# DOCUMENT PASSAGE
Content Marketing

How Not to Fail At Your Content Marketing Efforts

I have written extensively and shared on LinkedIn and other social networks about the importance of content marketing in B2B marketing.  Of course I am not alone.  A recent survey conducted by MarketingProfs entitled B2B Content Marketing: Trends and Benchmarks for 2012 affirms the rising importance of content marketing for the modern marketer.  One point from the survey bears repeating:

“Among B2B marketers, successful content starts with engaging and compelling storytelling (81.5%), originality (52.6%), and customized content (49.2%), followed by well-edited copy (38.5%) and professional writing (38.3%)”

I would argue that this needs to go one step further — we need to know the why of our content marketing efforts.  This is a critical step that most marketers gloss over. In the rush to keep up with the Jones’ we often overlook the why and go straight to the how (e.g., “our competition has a Facebook page, so we need to be on Facebook now! Instead of what is it that we aim to accomplish and what vehicles will help us achieve those goals?”).  This all boils down to knowing the story you aim to tell and forming a content strategy that communicates your story in a compelling way to your current and future customers.

Strategy First, Content Second

Joe Pulizzi of the Content Marketing Institute has written and presented on this point extensively. I had the pleasure of attending Joe’s session during the MarketingProfs B2B Forum in Boston last week. During this session there were many tweetable comments but the one that stuck with me was this:

@boyedoe: Define your editorial mission BEFORE you begin creating content. This will bring focus & clarity to your content @juntajoe #mpb2b

His reasoning for this was driven home by his recent post on this topic entitled Why You Need a Content Marketing Mission Statement in which he writes:

Marketing professionals from so many small and large businesses get so fixated on channels such as blogs, Facebook or Pinterest that they honestly have no clue of the underlying content strategy.

We know content is a powerful weapon within the modern marketer’s arsenal, but without a content strategy (e.g., what you want to say, why you want to say it and to whom you want to say it to) your content marketing efforts will often miss the mark. In short, in marketing it’s important to tell your story (Even in B2B); and ensure your content communicates it clearly.

So my question to you is this — what is your content marketing mission statement?

# YOUR OBJECTIVE
Answer these questions from the content marketing article:
(a) What share of B2B marketers in the quoted survey say successful content starts with engaging and compelling storytelling?
(b) In what city was the MarketingProfs B2B Forum held?
(c) What is the title of Joe Pulizzi's recent post on this topic?
The material after this point comes from a separate source.

# GIVEN INFORMATION
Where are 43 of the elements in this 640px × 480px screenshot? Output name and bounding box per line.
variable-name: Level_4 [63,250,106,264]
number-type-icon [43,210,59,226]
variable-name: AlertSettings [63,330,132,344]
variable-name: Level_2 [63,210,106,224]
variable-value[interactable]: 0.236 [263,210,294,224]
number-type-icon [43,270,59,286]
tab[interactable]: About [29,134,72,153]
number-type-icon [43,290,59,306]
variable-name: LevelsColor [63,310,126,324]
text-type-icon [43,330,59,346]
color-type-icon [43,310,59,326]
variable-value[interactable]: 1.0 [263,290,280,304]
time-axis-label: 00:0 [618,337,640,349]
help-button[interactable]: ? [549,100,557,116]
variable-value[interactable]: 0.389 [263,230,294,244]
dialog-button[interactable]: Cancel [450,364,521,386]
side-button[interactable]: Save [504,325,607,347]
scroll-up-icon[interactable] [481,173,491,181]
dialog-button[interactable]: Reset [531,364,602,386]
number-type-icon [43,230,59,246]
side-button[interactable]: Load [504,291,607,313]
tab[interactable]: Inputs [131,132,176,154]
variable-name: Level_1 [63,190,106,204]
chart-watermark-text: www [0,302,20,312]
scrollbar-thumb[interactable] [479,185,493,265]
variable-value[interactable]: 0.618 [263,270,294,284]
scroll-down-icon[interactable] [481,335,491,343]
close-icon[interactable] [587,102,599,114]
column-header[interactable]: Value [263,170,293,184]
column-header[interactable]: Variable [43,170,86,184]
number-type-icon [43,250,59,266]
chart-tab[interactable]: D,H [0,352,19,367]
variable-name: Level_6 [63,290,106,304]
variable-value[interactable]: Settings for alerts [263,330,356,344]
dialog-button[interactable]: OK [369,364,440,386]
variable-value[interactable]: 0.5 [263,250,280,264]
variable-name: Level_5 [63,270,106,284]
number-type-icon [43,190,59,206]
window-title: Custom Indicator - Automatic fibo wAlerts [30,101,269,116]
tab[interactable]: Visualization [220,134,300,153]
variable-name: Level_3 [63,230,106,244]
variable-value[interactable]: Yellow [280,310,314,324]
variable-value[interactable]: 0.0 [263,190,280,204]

# ANSWER SECTION
(a) 81.5%
(b) Boston
(c) Why You Need a Content Marketing Mission Statement